** BEGIN Excerpted records **
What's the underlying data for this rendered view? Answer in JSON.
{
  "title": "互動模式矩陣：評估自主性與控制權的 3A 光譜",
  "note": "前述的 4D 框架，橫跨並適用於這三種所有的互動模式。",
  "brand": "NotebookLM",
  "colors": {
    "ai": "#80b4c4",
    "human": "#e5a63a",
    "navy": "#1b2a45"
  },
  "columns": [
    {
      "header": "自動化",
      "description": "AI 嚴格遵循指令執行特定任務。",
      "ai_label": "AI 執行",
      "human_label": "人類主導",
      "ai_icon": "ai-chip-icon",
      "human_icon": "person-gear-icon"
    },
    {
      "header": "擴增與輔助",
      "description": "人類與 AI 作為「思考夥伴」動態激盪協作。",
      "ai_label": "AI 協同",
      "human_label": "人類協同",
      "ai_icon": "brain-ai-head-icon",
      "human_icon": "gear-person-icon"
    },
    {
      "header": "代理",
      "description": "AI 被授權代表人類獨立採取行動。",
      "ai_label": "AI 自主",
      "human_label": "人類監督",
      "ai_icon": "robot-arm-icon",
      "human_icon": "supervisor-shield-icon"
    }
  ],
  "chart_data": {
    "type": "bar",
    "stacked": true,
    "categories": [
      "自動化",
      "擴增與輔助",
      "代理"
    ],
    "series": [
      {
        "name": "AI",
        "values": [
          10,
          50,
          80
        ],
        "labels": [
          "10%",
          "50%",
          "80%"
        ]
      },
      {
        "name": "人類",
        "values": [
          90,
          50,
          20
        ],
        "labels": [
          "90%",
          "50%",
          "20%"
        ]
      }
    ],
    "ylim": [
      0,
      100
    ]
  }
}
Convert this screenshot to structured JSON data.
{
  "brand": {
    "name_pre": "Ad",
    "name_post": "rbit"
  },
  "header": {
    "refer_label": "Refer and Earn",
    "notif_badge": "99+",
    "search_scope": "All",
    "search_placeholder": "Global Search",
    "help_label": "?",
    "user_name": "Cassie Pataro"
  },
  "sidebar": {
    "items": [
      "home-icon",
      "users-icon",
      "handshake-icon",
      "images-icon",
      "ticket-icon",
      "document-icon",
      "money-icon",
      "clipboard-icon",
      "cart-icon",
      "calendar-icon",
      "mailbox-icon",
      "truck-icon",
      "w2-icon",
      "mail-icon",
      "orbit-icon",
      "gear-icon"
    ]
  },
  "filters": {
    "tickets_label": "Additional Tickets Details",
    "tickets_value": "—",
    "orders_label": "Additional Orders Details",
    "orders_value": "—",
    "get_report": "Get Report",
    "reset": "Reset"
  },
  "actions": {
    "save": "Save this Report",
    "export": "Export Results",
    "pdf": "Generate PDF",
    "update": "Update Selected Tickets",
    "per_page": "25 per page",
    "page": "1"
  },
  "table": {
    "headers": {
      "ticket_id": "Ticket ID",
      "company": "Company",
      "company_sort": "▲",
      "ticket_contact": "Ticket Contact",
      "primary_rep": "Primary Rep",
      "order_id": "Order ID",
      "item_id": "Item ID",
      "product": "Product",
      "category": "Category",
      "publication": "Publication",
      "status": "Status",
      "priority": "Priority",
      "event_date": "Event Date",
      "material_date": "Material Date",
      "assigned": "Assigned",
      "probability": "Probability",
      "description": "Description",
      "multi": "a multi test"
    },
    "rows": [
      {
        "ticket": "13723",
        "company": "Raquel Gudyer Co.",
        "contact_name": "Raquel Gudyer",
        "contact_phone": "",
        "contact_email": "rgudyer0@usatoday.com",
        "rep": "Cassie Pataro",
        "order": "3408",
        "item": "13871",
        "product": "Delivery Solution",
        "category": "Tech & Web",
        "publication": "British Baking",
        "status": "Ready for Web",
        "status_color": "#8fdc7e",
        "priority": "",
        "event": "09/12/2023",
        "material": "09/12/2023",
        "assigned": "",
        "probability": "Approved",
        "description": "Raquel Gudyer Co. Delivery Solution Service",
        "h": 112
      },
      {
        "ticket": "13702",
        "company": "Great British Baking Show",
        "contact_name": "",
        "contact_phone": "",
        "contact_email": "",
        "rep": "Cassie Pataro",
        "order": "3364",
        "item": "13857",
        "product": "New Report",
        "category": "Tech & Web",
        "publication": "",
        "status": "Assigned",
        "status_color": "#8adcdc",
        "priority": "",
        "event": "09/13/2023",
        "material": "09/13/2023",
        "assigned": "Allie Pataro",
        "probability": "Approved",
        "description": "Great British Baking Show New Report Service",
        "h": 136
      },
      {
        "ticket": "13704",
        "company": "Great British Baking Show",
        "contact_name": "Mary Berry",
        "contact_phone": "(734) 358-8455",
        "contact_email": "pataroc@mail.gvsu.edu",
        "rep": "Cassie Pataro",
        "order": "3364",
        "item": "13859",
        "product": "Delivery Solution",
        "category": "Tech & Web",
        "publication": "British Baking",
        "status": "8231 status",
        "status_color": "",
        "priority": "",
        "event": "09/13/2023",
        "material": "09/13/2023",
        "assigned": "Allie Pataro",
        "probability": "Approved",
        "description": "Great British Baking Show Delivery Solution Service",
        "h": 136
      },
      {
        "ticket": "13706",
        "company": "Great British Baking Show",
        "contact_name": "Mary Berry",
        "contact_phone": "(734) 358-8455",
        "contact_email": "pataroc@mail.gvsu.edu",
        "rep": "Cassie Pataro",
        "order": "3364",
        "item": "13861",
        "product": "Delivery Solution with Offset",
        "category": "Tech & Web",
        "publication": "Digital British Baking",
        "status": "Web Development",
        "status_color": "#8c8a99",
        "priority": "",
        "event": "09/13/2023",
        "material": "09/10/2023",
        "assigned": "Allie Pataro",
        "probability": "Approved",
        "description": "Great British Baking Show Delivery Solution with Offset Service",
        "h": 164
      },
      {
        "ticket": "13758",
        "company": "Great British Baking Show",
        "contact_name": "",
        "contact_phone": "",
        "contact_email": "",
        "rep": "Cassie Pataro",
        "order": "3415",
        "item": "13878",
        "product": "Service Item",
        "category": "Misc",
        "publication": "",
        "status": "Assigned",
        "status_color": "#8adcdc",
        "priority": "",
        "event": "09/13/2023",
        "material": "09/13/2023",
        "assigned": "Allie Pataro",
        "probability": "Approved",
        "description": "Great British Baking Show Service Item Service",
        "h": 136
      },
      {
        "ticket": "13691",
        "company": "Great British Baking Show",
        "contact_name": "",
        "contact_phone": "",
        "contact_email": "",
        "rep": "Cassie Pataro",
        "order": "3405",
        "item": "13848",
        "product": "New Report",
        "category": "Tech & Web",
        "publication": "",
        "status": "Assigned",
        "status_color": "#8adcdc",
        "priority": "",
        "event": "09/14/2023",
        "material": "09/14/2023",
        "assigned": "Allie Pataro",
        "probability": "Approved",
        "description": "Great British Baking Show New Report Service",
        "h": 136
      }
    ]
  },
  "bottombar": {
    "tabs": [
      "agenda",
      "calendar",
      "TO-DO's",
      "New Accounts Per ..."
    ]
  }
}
** END Excerpted records **
• Exercise: Your task is to transcribe the material exactly.

• Answer to this exercise:
What's the underlying data for this rendered view? Answer in JSON.
{
  "title": "互動模式矩陣：評估自主性與控制權的 3A 光譜",
  "note": "前述的 4D 框架，橫跨並適用於這三種所有的互動模式。",
  "brand": "NotebookLM",
  "colors": {
    "ai": "#80b4c4",
    "human": "#e5a63a",
    "navy": "#1b2a45"
  },
  "columns": [
    {
      "header": "自動化",
      "description": "AI 嚴格遵循指令執行特定任務。",
      "ai_label": "AI 執行",
      "human_label": "人類主導",
      "ai_icon": "ai-chip-icon",
      "human_icon": "person-gear-icon"
    },
    {
      "header": "擴增與輔助",
      "description": "人類與 AI 作為「思考夥伴」動態激盪協作。",
      "ai_label": "AI 協同",
      "human_label": "人類協同",
      "ai_icon": "brain-ai-head-icon",
      "human_icon": "gear-person-icon"
    },
    {
      "header": "代理",
      "description": "AI 被授權代表人類獨立採取行動。",
      "ai_label": "AI 自主",
      "human_label": "人類監督",
      "ai_icon": "robot-arm-icon",
      "human_icon": "supervisor-shield-icon"
    }
  ],
  "chart_data": {
    "type": "bar",
    "stacked": true,
    "categories": [
      "自動化",
      "擴增與輔助",
      "代理"
    ],
    "series": [
      {
        "name": "AI",
        "values": [
          10,
          50,
          80
        ],
        "labels": [
          "10%",
          "50%",
          "80%"
        ]
      },
      {
        "name": "人類",
        "values": [
          90,
          50,
          20
        ],
        "labels": [
          "90%",
          "50%",
          "20%"
        ]
      }
    ],
    "ylim": [
      0,
      100
    ]
  }
}
Convert this screenshot to structured JSON data.
{
  "brand": {
    "name_pre": "Ad",
    "name_post": "rbit"
  },
  "header": {
    "refer_label": "Refer and Earn",
    "notif_badge": "99+",
    "search_scope": "All",
    "search_placeholder": "Global Search",
    "help_label": "?",
    "user_name": "Cassie Pataro"
  },
  "sidebar": {
    "items": [
      "home-icon",
      "users-icon",
      "handshake-icon",
      "images-icon",
      "ticket-icon",
      "document-icon",
      "money-icon",
      "clipboard-icon",
      "cart-icon",
      "calendar-icon",
      "mailbox-icon",
      "truck-icon",
      "w2-icon",
      "mail-icon",
      "orbit-icon",
      "gear-icon"
    ]
  },
  "filters": {
    "tickets_label": "Additional Tickets Details",
    "tickets_value": "—",
    "orders_label": "Additional Orders Details",
    "orders_value": "—",
    "get_report": "Get Report",
    "reset": "Reset"
  },
  "actions": {
    "save": "Save this Report",
    "export": "Export Results",
    "pdf": "Generate PDF",
    "update": "Update Selected Tickets",
    "per_page": "25 per page",
    "page": "1"
  },
  "table": {
    "headers": {
      "ticket_id": "Ticket ID",
      "company": "Company",
      "company_sort": "▲",
      "ticket_contact": "Ticket Contact",
      "primary_rep": "Primary Rep",
      "order_id": "Order ID",
      "item_id": "Item ID",
      "product": "Product",
      "category": "Category",
      "publication": "Publication",
      "status": "Status",
      "priority": "Priority",
      "event_date": "Event Date",
      "material_date": "Material Date",
      "assigned": "Assigned",
      "probability": "Probability",
      "description": "Description",
      "multi": "a multi test"
    },
    "rows": [
      {
        "ticket": "13723",
        "company": "Raquel Gudyer Co.",
        "contact_name": "Raquel Gudyer",
        "contact_phone": "",
        "contact_email": "rgudyer0@usatoday.com",
        "rep": "Cassie Pataro",
        "order": "3408",
        "item": "13871",
        "product": "Delivery Solution",
        "category": "Tech & Web",
        "publication": "British Baking",
        "status": "Ready for Web",
        "status_color": "#8fdc7e",
        "priority": "",
        "event": "09/12/2023",
        "material": "09/12/2023",
        "assigned": "",
        "probability": "Approved",
        "description": "Raquel Gudyer Co. Delivery Solution Service",
        "h": 112
      },
      {
        "ticket": "13702",
        "company": "Great British Baking Show",
        "contact_name": "",
        "contact_phone": "",
        "contact_email": "",
        "rep": "Cassie Pataro",
        "order": "3364",
        "item": "13857",
        "product": "New Report",
        "category": "Tech & Web",
        "publication": "",
        "status": "Assigned",
        "status_color": "#8adcdc",
        "priority": "",
        "event": "09/13/2023",
        "material": "09/13/2023",
        "assigned": "Allie Pataro",
        "probability": "Approved",
        "description": "Great British Baking Show New Report Service",
        "h": 136
      },
      {
        "ticket": "13704",
        "company": "Great British Baking Show",
        "contact_name": "Mary Berry",
        "contact_phone": "(734) 358-8455",
        "contact_email": "pataroc@mail.gvsu.edu",
        "rep": "Cassie Pataro",
        "order": "3364",
        "item": "13859",
        "product": "Delivery Solution",
        "category": "Tech & Web",
        "publication": "British Baking",
        "status": "8231 status",
        "status_color": "",
        "priority": "",
        "event": "09/13/2023",
        "material": "09/13/2023",
        "assigned": "Allie Pataro",
        "probability": "Approved",
        "description": "Great British Baking Show Delivery Solution Service",
        "h": 136
      },
      {
        "ticket": "13706",
        "company": "Great British Baking Show",
        "contact_name": "Mary Berry",
        "contact_phone": "(734) 358-8455",
        "contact_email": "pataroc@mail.gvsu.edu",
        "rep": "Cassie Pataro",
        "order": "3364",
        "item": "13861",
        "product": "Delivery Solution with Offset",
        "category": "Tech & Web",
        "publication": "Digital British Baking",
        "status": "Web Development",
        "status_color": "#8c8a99",
        "priority": "",
        "event": "09/13/2023",
        "material": "09/10/2023",
        "assigned": "Allie Pataro",
        "probability": "Approved",
        "description": "Great British Baking Show Delivery Solution with Offset Service",
        "h": 164
      },
      {
        "ticket": "13758",
        "company": "Great British Baking Show",
        "contact_name": "",
        "contact_phone": "",
        "contact_email": "",
        "rep": "Cassie Pataro",
        "order": "3415",
        "item": "13878",
        "product": "Service Item",
        "category": "Misc",
        "publication": "",
        "status": "Assigned",
        "status_color": "#8adcdc",
        "priority": "",
        "event": "09/13/2023",
        "material": "09/13/2023",
        "assigned": "Allie Pataro",
        "probability": "Approved",
        "description": "Great British Baking Show Service Item Service",
        "h": 136
      },
      {
        "ticket": "13691",
        "company": "Great British Baking Show",
        "contact_name": "",
        "contact_phone": "",
        "contact_email": "",
        "rep": "Cassie Pataro",
        "order": "3405",
        "item": "13848",
        "product": "New Report",
        "category": "Tech & Web",
        "publication": "",
        "status": "Assigned",
        "status_color": "#8adcdc",
        "priority": "",
        "event": "09/14/2023",
        "material": "09/14/2023",
        "assigned": "Allie Pataro",
        "probability": "Approved",
        "description": "Great British Baking Show New Report Service",
        "h": 136
      }
    ]
  },
  "bottombar": {
    "tabs": [
      "agenda",
      "calendar",
      "TO-DO's",
      "New Accounts Per ..."
    ]
  }
}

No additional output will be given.